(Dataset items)
* * *

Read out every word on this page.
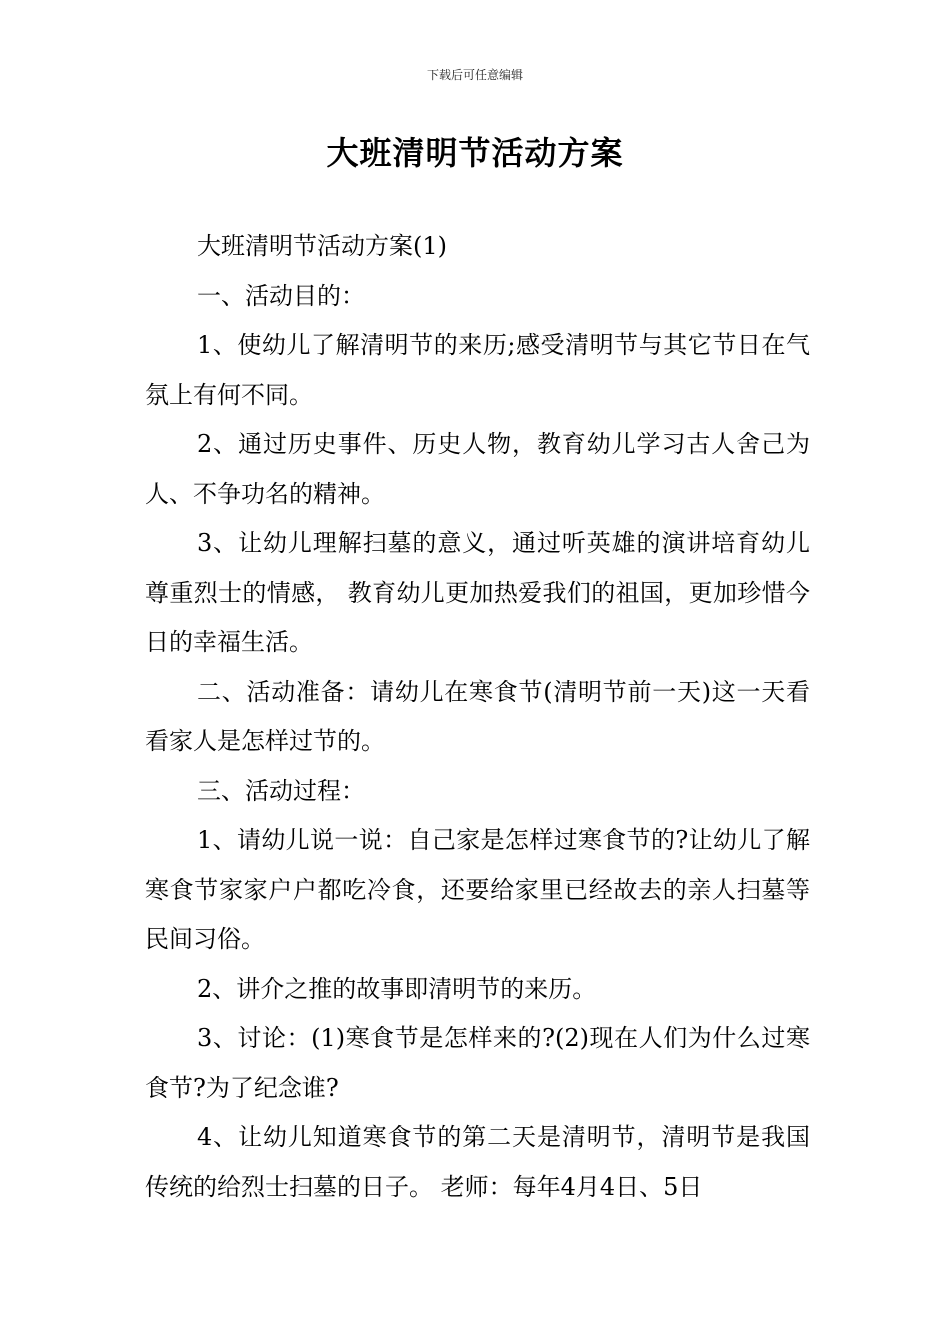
下载后可任意编辑
大班清明节活动方案

大班清明节活动方案(1)

一、活动目的：

1、使幼儿了解清明节的来历;感受清明节与其它节日在气氛上有何不同。

2、通过历史事件、历史人物，教育幼儿学习古人舍己为人、不争功名的精神。

3、让幼儿理解扫墓的意义，通过听英雄的演讲培育幼儿尊重烈士的情感， 教育幼儿更加热爱我们的祖国，更加珍惜今日的幸福生活。

二、活动准备：请幼儿在寒食节(清明节前一天)这一天看看家人是怎样过节的。

三、活动过程：

1、请幼儿说一说：自己家是怎样过寒食节的?让幼儿了解寒食节家家户户都吃冷食，还要给家里已经故去的亲人扫墓等民间习俗。

2、讲介之推的故事即清明节的来历。

3、讨论：(1)寒食节是怎样来的?(2)现在人们为什么过寒食节?为了纪念谁?

4、让幼儿知道寒食节的第二天是清明节，清明节是我国传统的给烈士扫墓的日子。 老师：每年4月4日、5日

* * *

Job: The records shown above are to be repeated exactly, with the pictures left out.

Exercise solution:
Read out every word on this page.
下载后可任意编辑
大班清明节活动方案

大班清明节活动方案(1)

一、活动目的：

1、使幼儿了解清明节的来历;感受清明节与其它节日在气氛上有何不同。

2、通过历史事件、历史人物，教育幼儿学习古人舍己为人、不争功名的精神。

3、让幼儿理解扫墓的意义，通过听英雄的演讲培育幼儿尊重烈士的情感， 教育幼儿更加热爱我们的祖国，更加珍惜今日的幸福生活。

二、活动准备：请幼儿在寒食节(清明节前一天)这一天看看家人是怎样过节的。

三、活动过程：

1、请幼儿说一说：自己家是怎样过寒食节的?让幼儿了解寒食节家家户户都吃冷食，还要给家里已经故去的亲人扫墓等民间习俗。

2、讲介之推的故事即清明节的来历。

3、讨论：(1)寒食节是怎样来的?(2)现在人们为什么过寒食节?为了纪念谁?

4、让幼儿知道寒食节的第二天是清明节，清明节是我国传统的给烈士扫墓的日子。 老师：每年4月4日、5日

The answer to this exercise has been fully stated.